(Figure record listings)
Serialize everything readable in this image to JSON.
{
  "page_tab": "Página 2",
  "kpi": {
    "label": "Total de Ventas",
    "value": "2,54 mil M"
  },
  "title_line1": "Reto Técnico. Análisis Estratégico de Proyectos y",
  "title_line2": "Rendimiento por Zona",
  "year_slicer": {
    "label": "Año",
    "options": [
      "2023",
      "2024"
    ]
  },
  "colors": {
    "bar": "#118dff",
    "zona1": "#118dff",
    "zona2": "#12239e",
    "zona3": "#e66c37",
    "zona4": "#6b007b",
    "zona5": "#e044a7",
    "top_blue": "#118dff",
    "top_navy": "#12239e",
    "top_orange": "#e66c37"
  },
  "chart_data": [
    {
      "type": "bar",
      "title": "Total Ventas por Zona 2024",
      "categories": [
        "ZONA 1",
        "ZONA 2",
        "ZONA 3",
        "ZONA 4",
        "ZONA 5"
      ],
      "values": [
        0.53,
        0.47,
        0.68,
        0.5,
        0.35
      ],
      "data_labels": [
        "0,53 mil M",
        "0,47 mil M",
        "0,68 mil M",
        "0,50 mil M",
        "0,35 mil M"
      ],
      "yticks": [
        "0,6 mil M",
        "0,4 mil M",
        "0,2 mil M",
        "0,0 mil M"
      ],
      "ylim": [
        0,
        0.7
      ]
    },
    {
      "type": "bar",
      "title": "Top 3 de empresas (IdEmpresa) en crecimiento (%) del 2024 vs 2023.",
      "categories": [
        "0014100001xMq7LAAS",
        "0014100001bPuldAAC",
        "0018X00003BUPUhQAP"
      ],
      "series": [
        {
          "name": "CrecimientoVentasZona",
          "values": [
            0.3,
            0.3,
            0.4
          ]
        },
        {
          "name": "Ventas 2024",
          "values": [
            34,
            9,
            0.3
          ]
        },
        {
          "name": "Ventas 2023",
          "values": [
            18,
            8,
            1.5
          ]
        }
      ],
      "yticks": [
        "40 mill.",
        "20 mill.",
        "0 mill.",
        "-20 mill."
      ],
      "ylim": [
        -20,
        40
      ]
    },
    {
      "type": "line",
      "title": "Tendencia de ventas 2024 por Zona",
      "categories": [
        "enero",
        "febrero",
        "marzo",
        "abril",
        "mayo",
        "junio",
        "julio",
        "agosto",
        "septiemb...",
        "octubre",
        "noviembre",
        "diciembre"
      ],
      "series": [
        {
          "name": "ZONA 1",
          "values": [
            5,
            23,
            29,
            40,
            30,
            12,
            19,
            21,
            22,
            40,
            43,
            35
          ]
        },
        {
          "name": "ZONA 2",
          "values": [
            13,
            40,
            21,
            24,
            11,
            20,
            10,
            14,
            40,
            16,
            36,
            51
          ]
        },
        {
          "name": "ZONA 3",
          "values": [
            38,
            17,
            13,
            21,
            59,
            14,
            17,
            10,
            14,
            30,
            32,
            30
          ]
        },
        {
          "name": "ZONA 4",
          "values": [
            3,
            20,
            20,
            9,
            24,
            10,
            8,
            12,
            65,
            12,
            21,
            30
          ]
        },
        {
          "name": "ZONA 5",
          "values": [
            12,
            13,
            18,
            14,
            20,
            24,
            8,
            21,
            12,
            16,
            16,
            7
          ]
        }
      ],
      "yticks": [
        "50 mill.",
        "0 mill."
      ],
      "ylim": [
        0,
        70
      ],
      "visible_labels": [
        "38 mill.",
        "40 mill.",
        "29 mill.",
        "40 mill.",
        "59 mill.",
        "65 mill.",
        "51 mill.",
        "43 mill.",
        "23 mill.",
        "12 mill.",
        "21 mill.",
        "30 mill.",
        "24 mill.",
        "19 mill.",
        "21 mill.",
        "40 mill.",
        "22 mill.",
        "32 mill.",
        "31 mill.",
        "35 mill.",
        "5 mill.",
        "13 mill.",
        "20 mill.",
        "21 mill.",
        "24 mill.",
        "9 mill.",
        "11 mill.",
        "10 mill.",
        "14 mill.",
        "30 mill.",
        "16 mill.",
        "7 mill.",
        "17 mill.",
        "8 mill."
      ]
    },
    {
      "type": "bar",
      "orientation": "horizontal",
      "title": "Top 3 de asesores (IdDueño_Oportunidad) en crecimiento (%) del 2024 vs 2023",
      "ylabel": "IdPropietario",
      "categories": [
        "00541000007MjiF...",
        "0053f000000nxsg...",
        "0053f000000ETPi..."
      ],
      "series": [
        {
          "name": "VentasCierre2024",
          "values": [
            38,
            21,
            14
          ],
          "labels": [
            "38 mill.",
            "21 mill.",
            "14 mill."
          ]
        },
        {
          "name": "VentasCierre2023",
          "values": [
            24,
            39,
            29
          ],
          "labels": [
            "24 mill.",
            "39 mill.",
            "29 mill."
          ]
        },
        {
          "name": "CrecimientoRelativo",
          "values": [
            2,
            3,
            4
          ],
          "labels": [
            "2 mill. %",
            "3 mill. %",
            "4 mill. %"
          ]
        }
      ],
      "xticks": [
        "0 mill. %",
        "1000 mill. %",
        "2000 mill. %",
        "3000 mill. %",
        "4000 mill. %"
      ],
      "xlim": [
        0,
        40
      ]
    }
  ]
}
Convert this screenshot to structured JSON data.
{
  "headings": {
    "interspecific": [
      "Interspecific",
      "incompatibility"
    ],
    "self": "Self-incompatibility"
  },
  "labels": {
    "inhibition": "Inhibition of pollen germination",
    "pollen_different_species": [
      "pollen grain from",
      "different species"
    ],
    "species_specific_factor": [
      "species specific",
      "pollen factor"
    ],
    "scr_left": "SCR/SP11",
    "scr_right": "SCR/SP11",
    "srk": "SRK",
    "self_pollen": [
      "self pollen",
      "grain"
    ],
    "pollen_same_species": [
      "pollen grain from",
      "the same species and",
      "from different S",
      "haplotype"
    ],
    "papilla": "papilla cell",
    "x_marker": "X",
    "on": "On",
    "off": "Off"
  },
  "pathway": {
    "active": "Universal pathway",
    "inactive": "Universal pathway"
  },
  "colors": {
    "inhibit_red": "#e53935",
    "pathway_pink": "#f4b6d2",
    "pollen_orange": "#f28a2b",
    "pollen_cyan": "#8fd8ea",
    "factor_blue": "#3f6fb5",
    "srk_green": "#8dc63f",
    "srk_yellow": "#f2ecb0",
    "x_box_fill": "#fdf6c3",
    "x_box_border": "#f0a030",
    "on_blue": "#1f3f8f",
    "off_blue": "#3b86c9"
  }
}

## Work required
Identify the lines above that contain the word "this", then copy them.

## Answer for the task
Serialize everything readable in this image to JSON.
Convert this screenshot to structured JSON data.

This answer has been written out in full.